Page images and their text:
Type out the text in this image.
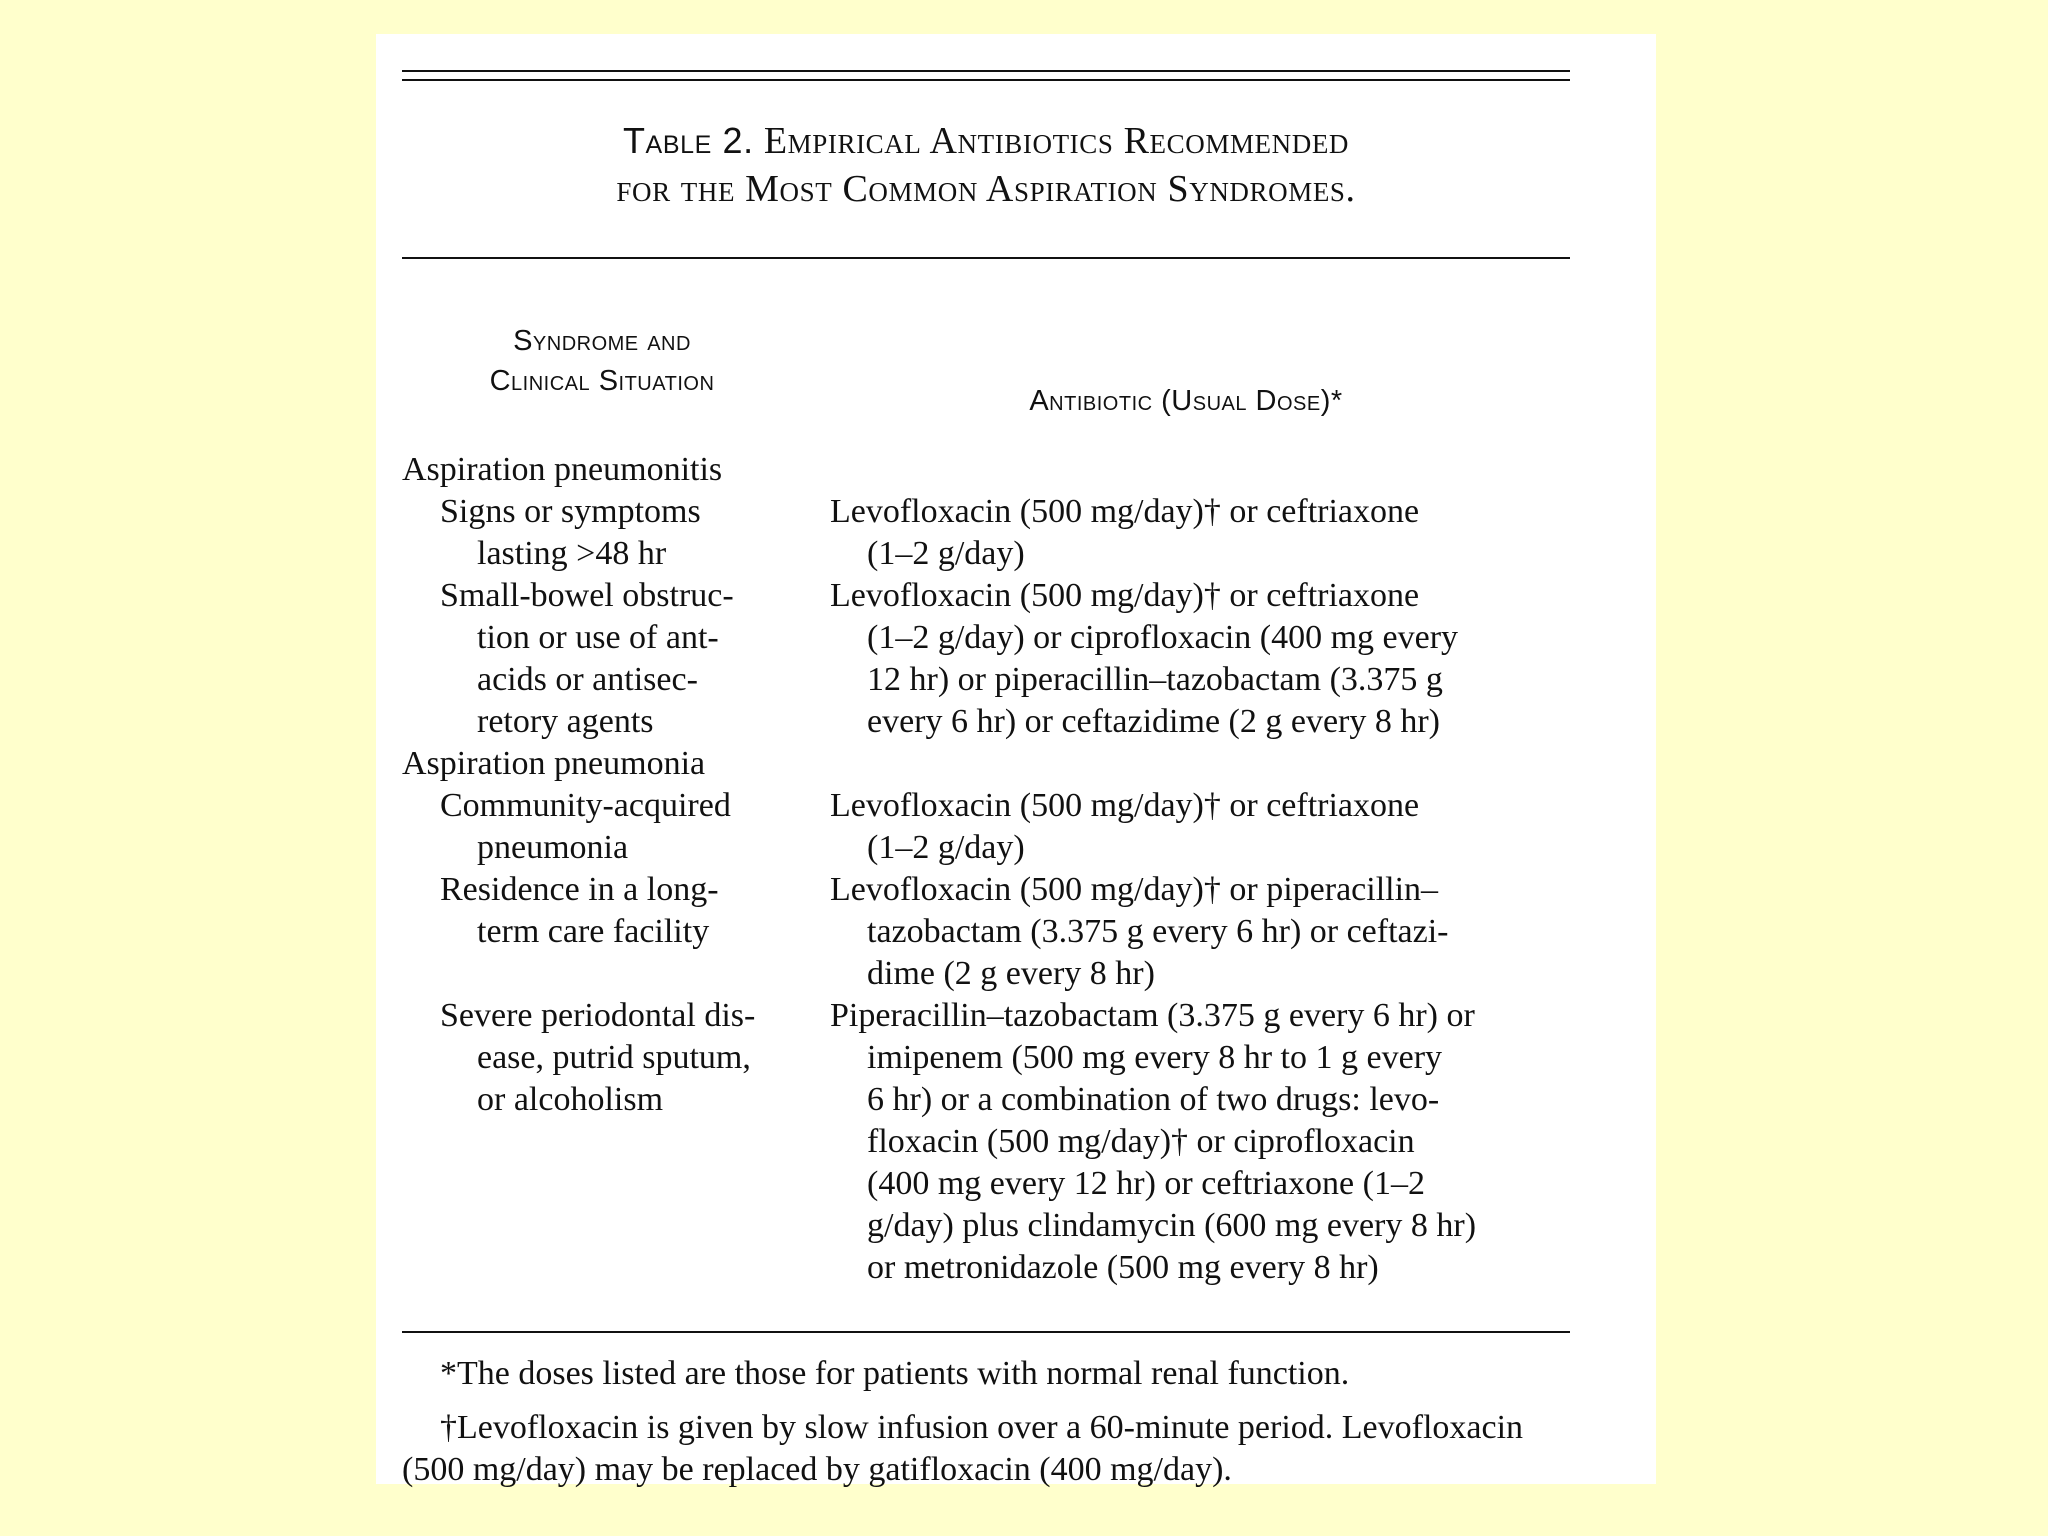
Table 2. Empirical Antibiotics Recommended
for the Most Common Aspiration Syndromes.
Syndrome and
Clinical Situation
Antibiotic (Usual Dose)*
Aspiration pneumonitis
Signs or symptoms
lasting >48 hr
Levofloxacin (500 mg/day)† or ceftriaxone
(1–2 g/day)
Small-bowel obstruc-
tion or use of ant-
acids or antisec-
retory agents
Levofloxacin (500 mg/day)† or ceftriaxone
(1–2 g/day) or ciprofloxacin (400 mg every
12 hr) or piperacillin–tazobactam (3.375 g
every 6 hr) or ceftazidime (2 g every 8 hr)
Aspiration pneumonia
Community-acquired
pneumonia
Levofloxacin (500 mg/day)† or ceftriaxone
(1–2 g/day)
Residence in a long-
term care facility
Levofloxacin (500 mg/day)† or piperacillin–
tazobactam (3.375 g every 6 hr) or ceftazi-
dime (2 g every 8 hr)
Severe periodontal dis-
ease, putrid sputum,
or alcoholism
Piperacillin–tazobactam (3.375 g every 6 hr) or
imipenem (500 mg every 8 hr to 1 g every
6 hr) or a combination of two drugs: levo-
floxacin (500 mg/day)† or ciprofloxacin
(400 mg every 12 hr) or ceftriaxone (1–2
g/day) plus clindamycin (600 mg every 8 hr)
or metronidazole (500 mg every 8 hr)
*The doses listed are those for patients with normal renal function.
†Levofloxacin is given by slow infusion over a 60-minute period. Levofloxacin (500 mg/day) may be replaced by gatifloxacin (400 mg/day).
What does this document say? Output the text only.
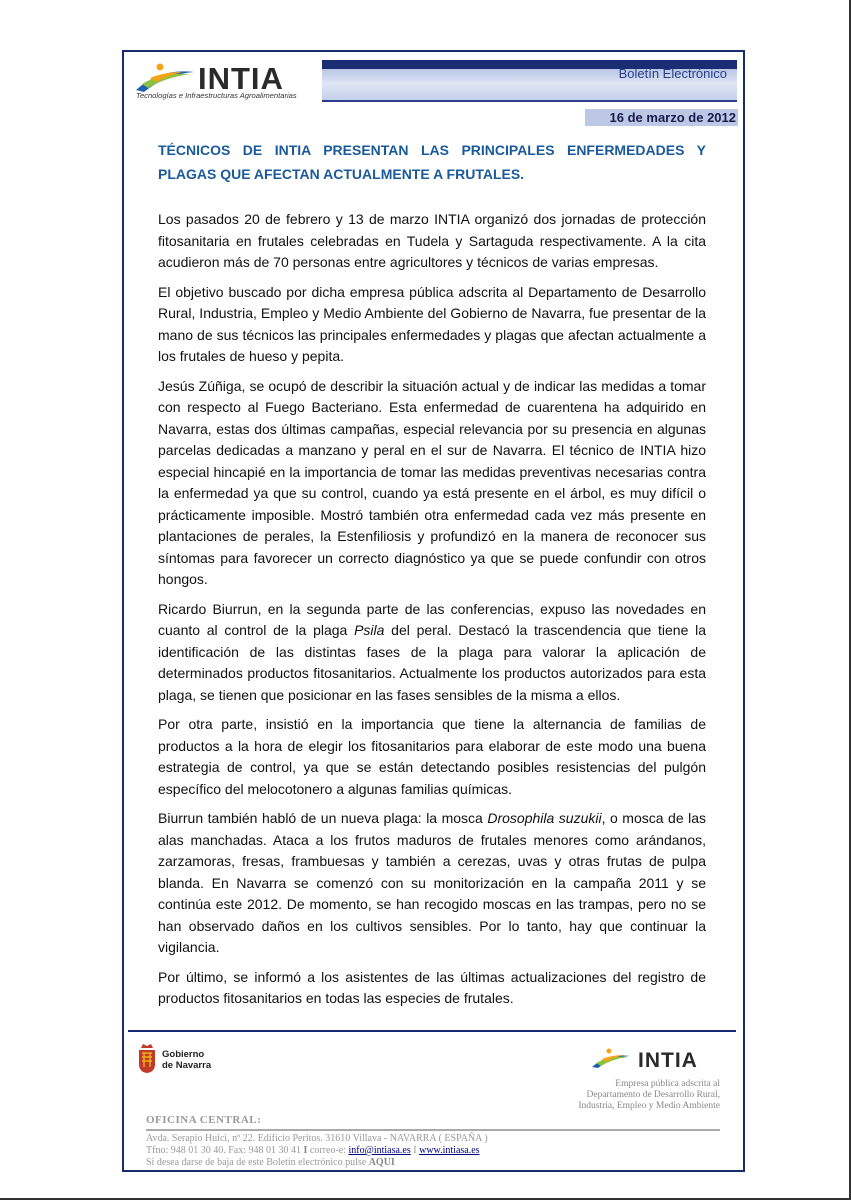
INTIA
Tecnologías e Infraestructuras Agroalimentarias
Boletín Electrónico
16 de marzo de 2012
TÉCNICOS DE INTIA PRESENTAN LAS PRINCIPALES ENFERMEDADES Y PLAGAS QUE AFECTAN ACTUALMENTE A FRUTALES.

Los pasados 20 de febrero y 13 de marzo INTIA organizó dos jornadas de protección fitosanitaria en frutales celebradas en Tudela y Sartaguda respectivamente. A la cita acudieron más de 70 personas entre agricultores y técnicos de varias empresas.

El objetivo buscado por dicha empresa pública adscrita al Departamento de Desarrollo Rural, Industria, Empleo y Medio Ambiente del Gobierno de Navarra, fue presentar de la mano de sus técnicos las principales enfermedades y plagas que afectan actualmente a los frutales de hueso y pepita.

Jesús Zúñiga, se ocupó de describir la situación actual y de indicar las medidas a tomar con respecto al Fuego Bacteriano. Esta enfermedad de cuarentena ha adquirido en Navarra, estas dos últimas campañas, especial relevancia por su presencia en algunas parcelas dedicadas a manzano y peral en el sur de Navarra. El técnico de INTIA hizo especial hincapié en la importancia de tomar las medidas preventivas necesarias contra la enfermedad ya que su control, cuando ya está presente en el árbol, es muy difícil o prácticamente imposible. Mostró también otra enfermedad cada vez más presente en plantaciones de perales, la Estenfiliosis y profundizó en la manera de reconocer sus síntomas para favorecer un correcto diagnóstico ya que se puede confundir con otros hongos.

Ricardo Biurrun, en la segunda parte de las conferencias, expuso las novedades en cuanto al control de la plaga Psila del peral. Destacó la trascendencia que tiene la identificación de las distintas fases de la plaga para valorar la aplicación de determinados productos fitosanitarios. Actualmente los productos autorizados para esta plaga, se tienen que posicionar en las fases sensibles de la misma a ellos.

Por otra parte, insistió en la importancia que tiene la alternancia de familias de productos a la hora de elegir los fitosanitarios para elaborar de este modo una buena estrategia de control, ya que se están detectando posibles resistencias del pulgón específico del melocotonero a algunas familias químicas.

Biurrun también habló de un nueva plaga: la mosca Drosophila suzukii, o mosca de las alas manchadas. Ataca a los frutos maduros de frutales menores como arándanos, zarzamoras, fresas, frambuesas y también a cerezas, uvas y otras frutas de pulpa blanda. En Navarra se comenzó con su monitorización en la campaña 2011 y se continúa este 2012. De momento, se han recogido moscas en las trampas, pero no se han observado daños en los cultivos sensibles. Por lo tanto, hay que continuar la vigilancia.

Por último, se informó a los asistentes de las últimas actualizaciones del registro de productos fitosanitarios en todas las especies de frutales.

Gobierno
de Navarra	INTIA
Empresa pública adscrita al
Departamento de Desarrollo Rural,
Industria, Empleo y Medio Ambiente
OFICINA CENTRAL:
Avda. Serapio Huici, nº 22. Edificio Peritos. 31610 Villava - NAVARRA ( ESPAÑA )
Tfno: 948 01 30 40. Fax: 948 01 30 41 I correo-e: info@intiasa.es I www.intiasa.es
Si desea darse de baja de este Boletín electrónico pulse AQUI
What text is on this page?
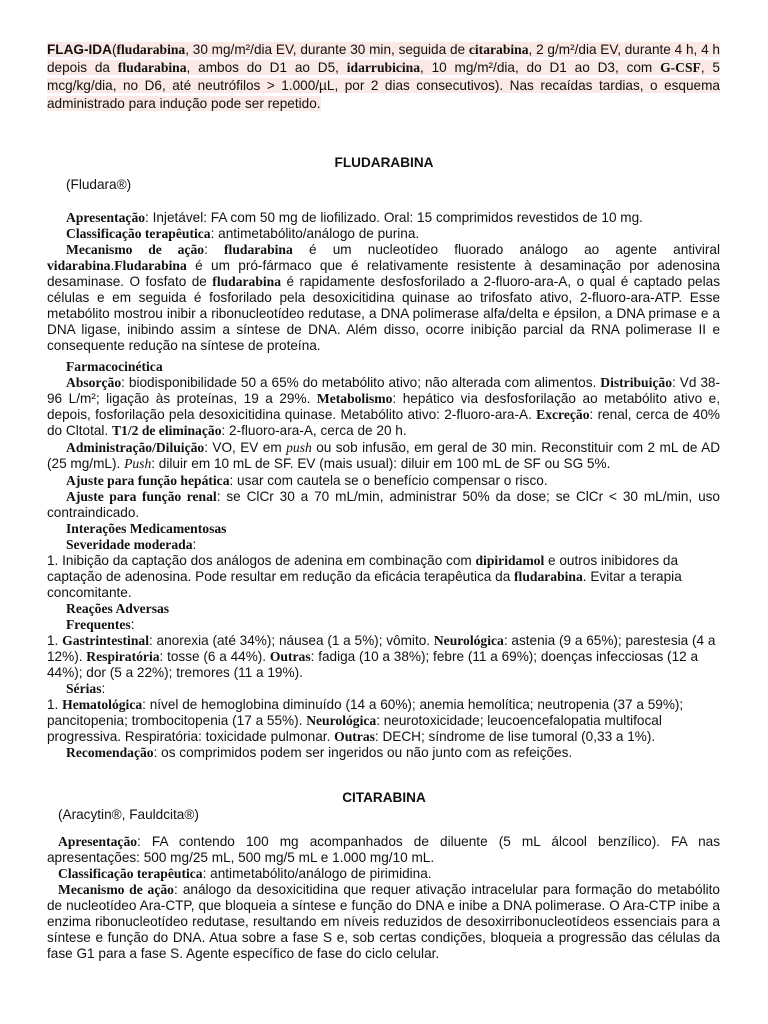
FLAG-IDA(fludarabina, 30 mg/m²/dia EV, durante 30 min, seguida de citarabina, 2 g/m²/dia EV, durante 4 h, 4 h depois da fludarabina, ambos do D1 ao D5, idarrubicina, 10 mg/m²/dia, do D1 ao D3, com G-CSF, 5 mcg/kg/dia, no D6, até neutrófilos > 1.000/µL, por 2 dias consecutivos). Nas recaídas tardias, o esquema administrado para indução pode ser repetido.

FLUDARABINA
(Fludara®)

Apresentação: Injetável: FA com 50 mg de liofilizado. Oral: 15 comprimidos revestidos de 10 mg.

Classificação terapêutica: antimetabólito/análogo de purina.

Mecanismo de ação: fludarabina é um nucleotídeo fluorado análogo ao agente antiviral vidarabina.Fludarabina é um pró-fármaco que é relativamente resistente à desaminação por adenosina desaminase. O fosfato de fludarabina é rapidamente desfosforilado a 2-fluoro-ara-A, o qual é captado pelas células e em seguida é fosforilado pela desoxicitidina quinase ao trifosfato ativo, 2-fluoro-ara-ATP. Esse metabólito mostrou inibir a ribonucleotídeo redutase, a DNA polimerase alfa/delta e épsilon, a DNA primase e a DNA ligase, inibindo assim a síntese de DNA. Além disso, ocorre inibição parcial da RNA polimerase II e consequente redução na síntese de proteína.

Farmacocinética

Absorção: biodisponibilidade 50 a 65% do metabólito ativo; não alterada com alimentos. Distribuição: Vd 38-96 L/m²; ligação às proteínas, 19 a 29%. Metabolismo: hepático via desfosforilação ao metabólito ativo e, depois, fosforilação pela desoxicitidina quinase. Metabólito ativo: 2-fluoro-ara-A. Excreção: renal, cerca de 40% do Cltotal. T1/2 de eliminação: 2-fluoro-ara-A, cerca de 20 h.

Administração/Diluição: VO, EV em push ou sob infusão, em geral de 30 min. Reconstituir com 2 mL de AD (25 mg/mL). Push: diluir em 10 mL de SF. EV (mais usual): diluir em 100 mL de SF ou SG 5%.

Ajuste para função hepática: usar com cautela se o benefício compensar o risco.

Ajuste para função renal: se ClCr 30 a 70 mL/min, administrar 50% da dose; se ClCr < 30 mL/min, uso contraindicado.

Interações Medicamentosas

Severidade moderada:

1. Inibição da captação dos análogos de adenina em combinação com dipiridamol e outros inibidores da captação de adenosina. Pode resultar em redução da eficácia terapêutica da fludarabina. Evitar a terapia concomitante.

Reações Adversas

Frequentes:

1. Gastrintestinal: anorexia (até 34%); náusea (1 a 5%); vômito. Neurológica: astenia (9 a 65%); parestesia (4 a 12%). Respiratória: tosse (6 a 44%). Outras: fadiga (10 a 38%); febre (11 a 69%); doenças infecciosas (12 a 44%); dor (5 a 22%); tremores (11 a 19%).

Sérias:

1. Hematológica: nível de hemoglobina diminuído (14 a 60%); anemia hemolítica; neutropenia (37 a 59%); pancitopenia; trombocitopenia (17 a 55%). Neurológica: neurotoxicidade; leucoencefalopatia multifocal progressiva. Respiratória: toxicidade pulmonar. Outras: DECH; síndrome de lise tumoral (0,33 a 1%).

Recomendação: os comprimidos podem ser ingeridos ou não junto com as refeições.

CITARABINA
(Aracytin®, Fauldcita®)

Apresentação: FA contendo 100 mg acompanhados de diluente (5 mL álcool benzílico). FA nas apresentações: 500 mg/25 mL, 500 mg/5 mL e 1.000 mg/10 mL.

Classificação terapêutica: antimetabólito/análogo de pirimidina.

Mecanismo de ação: análogo da desoxicitidina que requer ativação intracelular para formação do metabólito de nucleotídeo Ara-CTP, que bloqueia a síntese e função do DNA e inibe a DNA polimerase. O Ara-CTP inibe a enzima ribonucleotídeo redutase, resultando em níveis reduzidos de desoxirribonucleotídeos essenciais para a síntese e função do DNA. Atua sobre a fase S e, sob certas condições, bloqueia a progressão das células da fase G1 para a fase S. Agente específico de fase do ciclo celular.
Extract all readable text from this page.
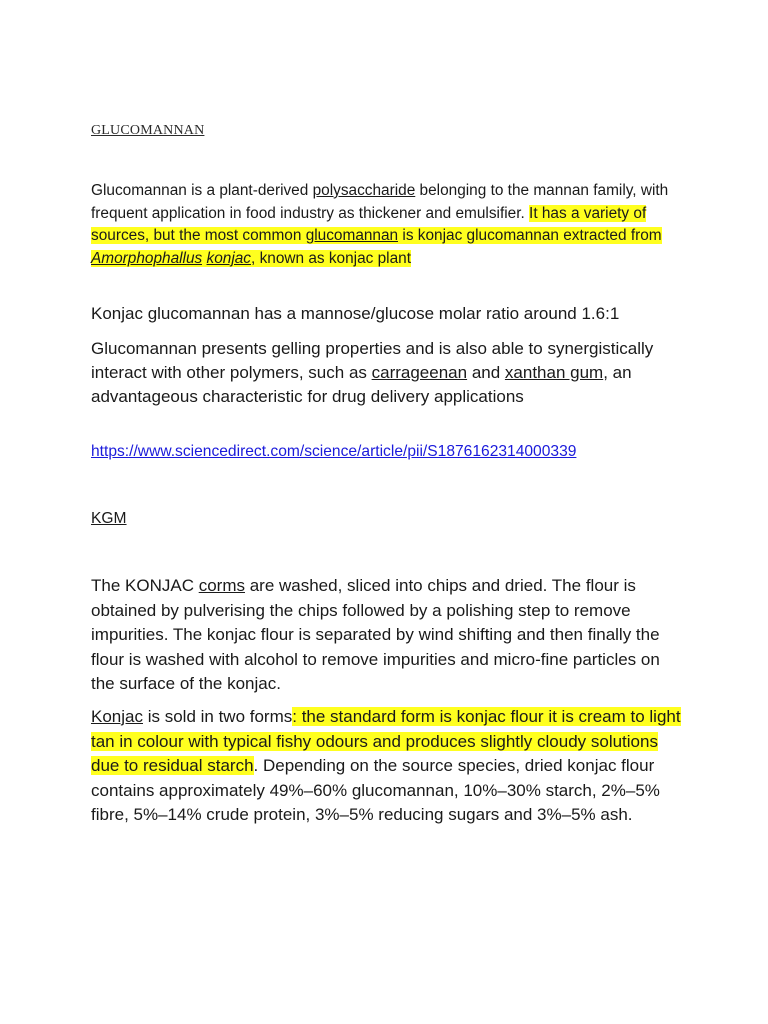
GLUCOMANNAN

Glucomannan is a plant-derived polysaccharide belonging to the mannan family, with frequent application in food industry as thickener and emulsifier. It has a variety of sources, but the most common glucomannan is konjac glucomannan extracted from Amorphophallus konjac, known as konjac plant

Konjac glucomannan has a mannose/glucose molar ratio around 1.6:1

Glucomannan presents gelling properties and is also able to synergistically interact with other polymers, such as carrageenan and xanthan gum, an advantageous characteristic for drug delivery applications

https://www.sciencedirect.com/science/article/pii/S1876162314000339
KGM

The KONJAC corms are washed, sliced into chips and dried. The flour is obtained by pulverising the chips followed by a polishing step to remove impurities. The konjac flour is separated by wind shifting and then finally the flour is washed with alcohol to remove impurities and micro-fine particles on the surface of the konjac.

Konjac is sold in two forms: the standard form is konjac flour it is cream to light tan in colour with typical fishy odours and produces slightly cloudy solutions due to residual starch. Depending on the source species, dried konjac flour contains approximately 49%–60% glucomannan, 10%–30% starch, 2%–5% fibre, 5%–14% crude protein, 3%–5% reducing sugars and 3%–5% ash.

=== Assigned task ===
Search the entries for the word "adscrita", then copy every line in which it is found.

=== Solution to the problem ===
El objetivo buscado por dicha empresa pública adscrita al Departamento de Desarrollo Rural, Industria, Empleo y Medio Ambiente del Gobierno de Navarra, fue presentar de la mano de sus técnicos las principales enfermedades y plagas que afectan actualmente a los frutales de hueso y pepita.
Empresa pública adscrita al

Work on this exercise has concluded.